Data to use ->

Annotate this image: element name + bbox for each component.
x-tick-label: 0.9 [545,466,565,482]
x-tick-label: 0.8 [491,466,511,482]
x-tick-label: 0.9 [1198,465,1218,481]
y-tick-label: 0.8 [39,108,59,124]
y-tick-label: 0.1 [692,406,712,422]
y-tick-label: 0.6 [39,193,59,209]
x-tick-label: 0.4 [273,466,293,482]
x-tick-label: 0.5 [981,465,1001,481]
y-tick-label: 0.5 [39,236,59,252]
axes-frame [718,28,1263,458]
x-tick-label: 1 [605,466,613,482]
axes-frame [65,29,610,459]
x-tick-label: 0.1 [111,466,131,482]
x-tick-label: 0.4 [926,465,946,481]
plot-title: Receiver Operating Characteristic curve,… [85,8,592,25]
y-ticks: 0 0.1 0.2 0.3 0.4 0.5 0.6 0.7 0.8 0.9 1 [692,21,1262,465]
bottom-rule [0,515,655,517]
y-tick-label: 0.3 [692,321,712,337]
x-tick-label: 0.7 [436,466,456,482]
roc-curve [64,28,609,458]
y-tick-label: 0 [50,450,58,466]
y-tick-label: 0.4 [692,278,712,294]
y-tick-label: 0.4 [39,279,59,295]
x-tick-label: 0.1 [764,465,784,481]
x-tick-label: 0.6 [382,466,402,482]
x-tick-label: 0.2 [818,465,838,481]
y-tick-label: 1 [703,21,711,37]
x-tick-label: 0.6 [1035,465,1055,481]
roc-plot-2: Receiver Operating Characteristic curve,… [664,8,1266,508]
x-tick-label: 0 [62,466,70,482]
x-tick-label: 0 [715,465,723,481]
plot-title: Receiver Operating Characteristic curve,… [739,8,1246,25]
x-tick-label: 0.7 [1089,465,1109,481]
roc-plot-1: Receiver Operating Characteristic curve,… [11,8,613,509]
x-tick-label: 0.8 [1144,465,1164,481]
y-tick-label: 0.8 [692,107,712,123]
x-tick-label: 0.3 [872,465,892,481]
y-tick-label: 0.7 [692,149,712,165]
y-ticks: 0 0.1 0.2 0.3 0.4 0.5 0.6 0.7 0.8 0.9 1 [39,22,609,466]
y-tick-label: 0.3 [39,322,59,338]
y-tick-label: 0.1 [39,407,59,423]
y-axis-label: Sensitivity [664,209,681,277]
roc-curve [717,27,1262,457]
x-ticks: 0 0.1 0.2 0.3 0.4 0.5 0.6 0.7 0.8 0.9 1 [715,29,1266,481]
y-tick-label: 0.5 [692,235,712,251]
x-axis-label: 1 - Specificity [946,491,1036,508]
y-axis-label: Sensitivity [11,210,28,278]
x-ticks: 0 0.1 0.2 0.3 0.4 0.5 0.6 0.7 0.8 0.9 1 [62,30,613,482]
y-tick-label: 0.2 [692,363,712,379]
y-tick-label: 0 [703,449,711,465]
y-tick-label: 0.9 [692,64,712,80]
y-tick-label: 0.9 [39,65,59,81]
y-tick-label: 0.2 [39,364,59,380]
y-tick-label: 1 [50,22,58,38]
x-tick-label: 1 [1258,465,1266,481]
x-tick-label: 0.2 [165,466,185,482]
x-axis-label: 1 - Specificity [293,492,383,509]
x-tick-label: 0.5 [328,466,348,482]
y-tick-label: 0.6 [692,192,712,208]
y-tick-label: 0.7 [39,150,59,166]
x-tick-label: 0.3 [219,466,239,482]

What is required ->
Reproduce every line of the records above, character for character, without adding, dropping, or reordering anything.

Exercise result ->
Annotate this image: element name + bbox for each component.
x-tick-label: 0.9 [545,466,565,482]
x-tick-label: 0.8 [491,466,511,482]
x-tick-label: 0.9 [1198,465,1218,481]
y-tick-label: 0.8 [39,108,59,124]
y-tick-label: 0.1 [692,406,712,422]
y-tick-label: 0.6 [39,193,59,209]
x-tick-label: 0.4 [273,466,293,482]
x-tick-label: 0.5 [981,465,1001,481]
y-tick-label: 0.5 [39,236,59,252]
axes-frame [718,28,1263,458]
x-tick-label: 1 [605,466,613,482]
axes-frame [65,29,610,459]
x-tick-label: 0.1 [111,466,131,482]
x-tick-label: 0.4 [926,465,946,481]
plot-title: Receiver Operating Characteristic curve,… [85,8,592,25]
y-ticks: 0 0.1 0.2 0.3 0.4 0.5 0.6 0.7 0.8 0.9 1 [692,21,1262,465]
bottom-rule [0,515,655,517]
y-tick-label: 0.3 [692,321,712,337]
x-tick-label: 0.7 [436,466,456,482]
roc-curve [64,28,609,458]
y-tick-label: 0 [50,450,58,466]
y-tick-label: 0.4 [692,278,712,294]
y-tick-label: 0.4 [39,279,59,295]
x-tick-label: 0.1 [764,465,784,481]
x-tick-label: 0.6 [382,466,402,482]
x-tick-label: 0.2 [818,465,838,481]
y-tick-label: 1 [703,21,711,37]
x-tick-label: 0.6 [1035,465,1055,481]
roc-plot-2: Receiver Operating Characteristic curve,… [664,8,1266,508]
x-tick-label: 0 [62,466,70,482]
x-tick-label: 0 [715,465,723,481]
plot-title: Receiver Operating Characteristic curve,… [739,8,1246,25]
x-tick-label: 0.7 [1089,465,1109,481]
roc-plot-1: Receiver Operating Characteristic curve,… [11,8,613,509]
x-tick-label: 0.8 [1144,465,1164,481]
y-tick-label: 0.8 [692,107,712,123]
x-tick-label: 0.3 [872,465,892,481]
y-tick-label: 0.7 [692,149,712,165]
y-ticks: 0 0.1 0.2 0.3 0.4 0.5 0.6 0.7 0.8 0.9 1 [39,22,609,466]
y-tick-label: 0.3 [39,322,59,338]
y-tick-label: 0.1 [39,407,59,423]
y-axis-label: Sensitivity [664,209,681,277]
roc-curve [717,27,1262,457]
x-ticks: 0 0.1 0.2 0.3 0.4 0.5 0.6 0.7 0.8 0.9 1 [715,29,1266,481]
y-tick-label: 0.5 [692,235,712,251]
x-axis-label: 1 - Specificity [946,491,1036,508]
y-axis-label: Sensitivity [11,210,28,278]
x-ticks: 0 0.1 0.2 0.3 0.4 0.5 0.6 0.7 0.8 0.9 1 [62,30,613,482]
y-tick-label: 0.2 [692,363,712,379]
y-tick-label: 0 [703,449,711,465]
y-tick-label: 0.9 [692,64,712,80]
y-tick-label: 0.9 [39,65,59,81]
y-tick-label: 0.2 [39,364,59,380]
y-tick-label: 1 [50,22,58,38]
x-tick-label: 1 [1258,465,1266,481]
x-tick-label: 0.2 [165,466,185,482]
x-axis-label: 1 - Specificity [293,492,383,509]
x-tick-label: 0.5 [328,466,348,482]
y-tick-label: 0.6 [692,192,712,208]
y-tick-label: 0.7 [39,150,59,166]
x-tick-label: 0.3 [219,466,239,482]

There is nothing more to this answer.